WHAT YOU ARE ASKED TO DO: Each line that includes the word "check" counts once; give the total and nothing more.

DATA ROWS:
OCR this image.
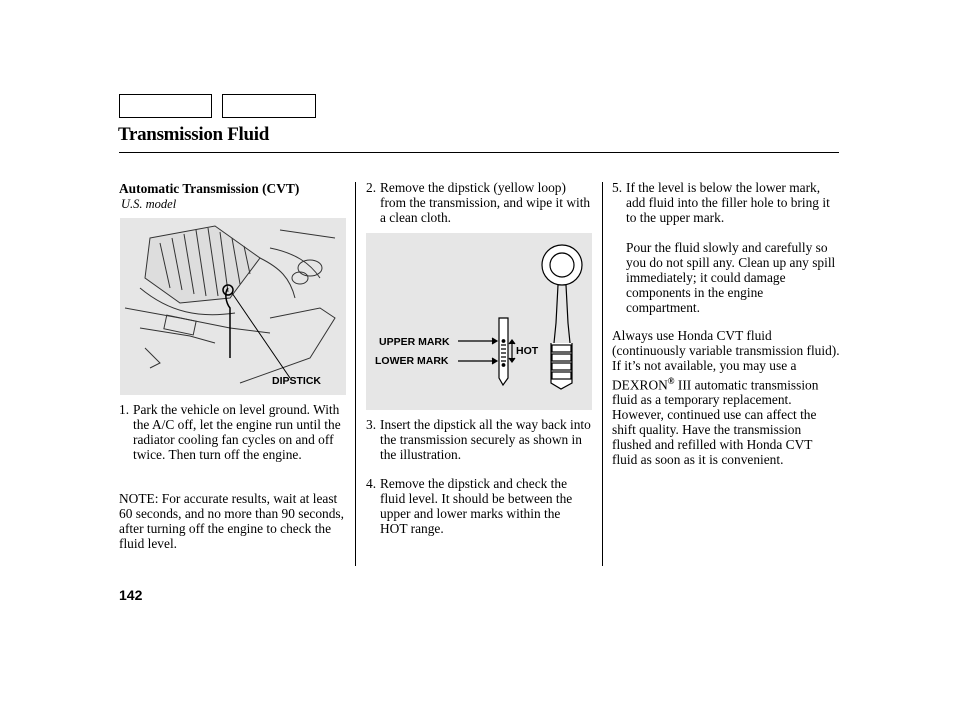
Transmission Fluid
Automatic Transmission (CVT)
U.S. model
DIPSTICK
1. Park the vehicle on level ground. With the A/C off, let the engine run until the radiator cooling fan cycles on and off twice. Then turn off the engine.
NOTE: For accurate results, wait at least 60 seconds, and no more than 90 seconds, after turning off the engine to check the fluid level.
2. Remove the dipstick (yellow loop) from the transmission, and wipe it with a clean cloth.
UPPER MARK
LOWER MARK
HOT
3. Insert the dipstick all the way back into the transmission securely as shown in the illustration.
4. Remove the dipstick and check the fluid level. It should be between the upper and lower marks within the HOT range.
5. If the level is below the lower mark, add fluid into the filler hole to bring it to the upper mark.
Pour the fluid slowly and carefully so you do not spill any. Clean up any spill immediately; it could damage components in the engine compartment.
Always use Honda CVT fluid (continuously variable transmission fluid). If it’s not available, you may use a DEXRON® III automatic transmission fluid as a temporary replacement. However, continued use can affect the shift quality. Have the transmission flushed and refilled with Honda CVT fluid as soon as it is convenient.
142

REPLY TO THE TASK: 2